● **Your instructions**
Beneath this sentence is a set of records; write each of them out exactly.

--- begin Supplied records ---

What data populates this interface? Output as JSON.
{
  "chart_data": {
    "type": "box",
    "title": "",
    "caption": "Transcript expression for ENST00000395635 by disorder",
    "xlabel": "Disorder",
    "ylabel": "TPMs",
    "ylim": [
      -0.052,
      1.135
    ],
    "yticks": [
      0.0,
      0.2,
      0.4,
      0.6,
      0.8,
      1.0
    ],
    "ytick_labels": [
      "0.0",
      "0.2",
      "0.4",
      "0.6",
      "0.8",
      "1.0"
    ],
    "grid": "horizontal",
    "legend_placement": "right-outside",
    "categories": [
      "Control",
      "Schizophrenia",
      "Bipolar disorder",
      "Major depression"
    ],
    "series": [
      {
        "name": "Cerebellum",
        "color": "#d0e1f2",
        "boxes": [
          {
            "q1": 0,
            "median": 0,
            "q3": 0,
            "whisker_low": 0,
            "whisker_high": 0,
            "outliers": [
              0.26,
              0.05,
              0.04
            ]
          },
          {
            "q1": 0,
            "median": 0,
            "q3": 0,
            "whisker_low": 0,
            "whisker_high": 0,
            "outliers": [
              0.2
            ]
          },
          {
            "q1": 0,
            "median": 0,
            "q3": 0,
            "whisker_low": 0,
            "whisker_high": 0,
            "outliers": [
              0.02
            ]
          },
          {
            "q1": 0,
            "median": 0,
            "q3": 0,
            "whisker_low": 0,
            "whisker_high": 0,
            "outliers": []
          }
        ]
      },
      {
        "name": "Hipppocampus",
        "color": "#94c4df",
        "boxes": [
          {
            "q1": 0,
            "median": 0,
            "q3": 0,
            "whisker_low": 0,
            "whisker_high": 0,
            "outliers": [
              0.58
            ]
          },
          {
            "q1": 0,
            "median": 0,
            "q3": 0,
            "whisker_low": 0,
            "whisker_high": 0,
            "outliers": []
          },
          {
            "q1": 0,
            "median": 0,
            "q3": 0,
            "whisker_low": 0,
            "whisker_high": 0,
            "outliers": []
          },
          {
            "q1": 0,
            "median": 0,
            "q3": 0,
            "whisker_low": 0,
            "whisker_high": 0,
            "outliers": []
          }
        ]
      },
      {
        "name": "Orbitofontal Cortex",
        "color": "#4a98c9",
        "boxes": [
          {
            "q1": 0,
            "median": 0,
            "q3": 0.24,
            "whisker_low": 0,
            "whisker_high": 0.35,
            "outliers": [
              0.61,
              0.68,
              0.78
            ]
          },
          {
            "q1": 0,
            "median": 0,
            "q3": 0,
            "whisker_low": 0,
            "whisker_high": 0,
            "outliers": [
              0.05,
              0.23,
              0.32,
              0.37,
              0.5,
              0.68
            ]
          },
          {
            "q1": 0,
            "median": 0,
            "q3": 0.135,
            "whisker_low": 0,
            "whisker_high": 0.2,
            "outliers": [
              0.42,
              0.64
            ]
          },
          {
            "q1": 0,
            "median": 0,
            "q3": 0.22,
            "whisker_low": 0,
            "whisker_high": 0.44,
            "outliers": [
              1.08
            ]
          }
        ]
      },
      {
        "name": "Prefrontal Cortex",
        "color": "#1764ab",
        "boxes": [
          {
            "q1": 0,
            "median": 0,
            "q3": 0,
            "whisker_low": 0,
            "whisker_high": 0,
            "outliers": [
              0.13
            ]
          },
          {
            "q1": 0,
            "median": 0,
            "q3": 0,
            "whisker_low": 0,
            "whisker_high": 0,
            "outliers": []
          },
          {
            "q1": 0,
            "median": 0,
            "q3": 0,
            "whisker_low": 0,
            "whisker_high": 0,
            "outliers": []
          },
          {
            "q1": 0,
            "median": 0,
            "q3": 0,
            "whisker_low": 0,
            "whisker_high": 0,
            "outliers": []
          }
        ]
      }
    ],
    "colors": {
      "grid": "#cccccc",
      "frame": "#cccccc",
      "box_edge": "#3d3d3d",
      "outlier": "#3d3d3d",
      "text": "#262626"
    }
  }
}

--- end Supplied records ---

● **Full answer**
What data populates this interface? Output as JSON.
{
  "chart_data": {
    "type": "box",
    "title": "",
    "caption": "Transcript expression for ENST00000395635 by disorder",
    "xlabel": "Disorder",
    "ylabel": "TPMs",
    "ylim": [
      -0.052,
      1.135
    ],
    "yticks": [
      0.0,
      0.2,
      0.4,
      0.6,
      0.8,
      1.0
    ],
    "ytick_labels": [
      "0.0",
      "0.2",
      "0.4",
      "0.6",
      "0.8",
      "1.0"
    ],
    "grid": "horizontal",
    "legend_placement": "right-outside",
    "categories": [
      "Control",
      "Schizophrenia",
      "Bipolar disorder",
      "Major depression"
    ],
    "series": [
      {
        "name": "Cerebellum",
        "color": "#d0e1f2",
        "boxes": [
          {
            "q1": 0,
            "median": 0,
            "q3": 0,
            "whisker_low": 0,
            "whisker_high": 0,
            "outliers": [
              0.26,
              0.05,
              0.04
            ]
          },
          {
            "q1": 0,
            "median": 0,
            "q3": 0,
            "whisker_low": 0,
            "whisker_high": 0,
            "outliers": [
              0.2
            ]
          },
          {
            "q1": 0,
            "median": 0,
            "q3": 0,
            "whisker_low": 0,
            "whisker_high": 0,
            "outliers": [
              0.02
            ]
          },
          {
            "q1": 0,
            "median": 0,
            "q3": 0,
            "whisker_low": 0,
            "whisker_high": 0,
            "outliers": []
          }
        ]
      },
      {
        "name": "Hipppocampus",
        "color": "#94c4df",
        "boxes": [
          {
            "q1": 0,
            "median": 0,
            "q3": 0,
            "whisker_low": 0,
            "whisker_high": 0,
            "outliers": [
              0.58
            ]
          },
          {
            "q1": 0,
            "median": 0,
            "q3": 0,
            "whisker_low": 0,
            "whisker_high": 0,
            "outliers": []
          },
          {
            "q1": 0,
            "median": 0,
            "q3": 0,
            "whisker_low": 0,
            "whisker_high": 0,
            "outliers": []
          },
          {
            "q1": 0,
            "median": 0,
            "q3": 0,
            "whisker_low": 0,
            "whisker_high": 0,
            "outliers": []
          }
        ]
      },
      {
        "name": "Orbitofontal Cortex",
        "color": "#4a98c9",
        "boxes": [
          {
            "q1": 0,
            "median": 0,
            "q3": 0.24,
            "whisker_low": 0,
            "whisker_high": 0.35,
            "outliers": [
              0.61,
              0.68,
              0.78
            ]
          },
          {
            "q1": 0,
            "median": 0,
            "q3": 0,
            "whisker_low": 0,
            "whisker_high": 0,
            "outliers": [
              0.05,
              0.23,
              0.32,
              0.37,
              0.5,
              0.68
            ]
          },
          {
            "q1": 0,
            "median": 0,
            "q3": 0.135,
            "whisker_low": 0,
            "whisker_high": 0.2,
            "outliers": [
              0.42,
              0.64
            ]
          },
          {
            "q1": 0,
            "median": 0,
            "q3": 0.22,
            "whisker_low": 0,
            "whisker_high": 0.44,
            "outliers": [
              1.08
            ]
          }
        ]
      },
      {
        "name": "Prefrontal Cortex",
        "color": "#1764ab",
        "boxes": [
          {
            "q1": 0,
            "median": 0,
            "q3": 0,
            "whisker_low": 0,
            "whisker_high": 0,
            "outliers": [
              0.13
            ]
          },
          {
            "q1": 0,
            "median": 0,
            "q3": 0,
            "whisker_low": 0,
            "whisker_high": 0,
            "outliers": []
          },
          {
            "q1": 0,
            "median": 0,
            "q3": 0,
            "whisker_low": 0,
            "whisker_high": 0,
            "outliers": []
          },
          {
            "q1": 0,
            "median": 0,
            "q3": 0,
            "whisker_low": 0,
            "whisker_high": 0,
            "outliers": []
          }
        ]
      }
    ],
    "colors": {
      "grid": "#cccccc",
      "frame": "#cccccc",
      "box_edge": "#3d3d3d",
      "outlier": "#3d3d3d",
      "text": "#262626"
    }
  }
}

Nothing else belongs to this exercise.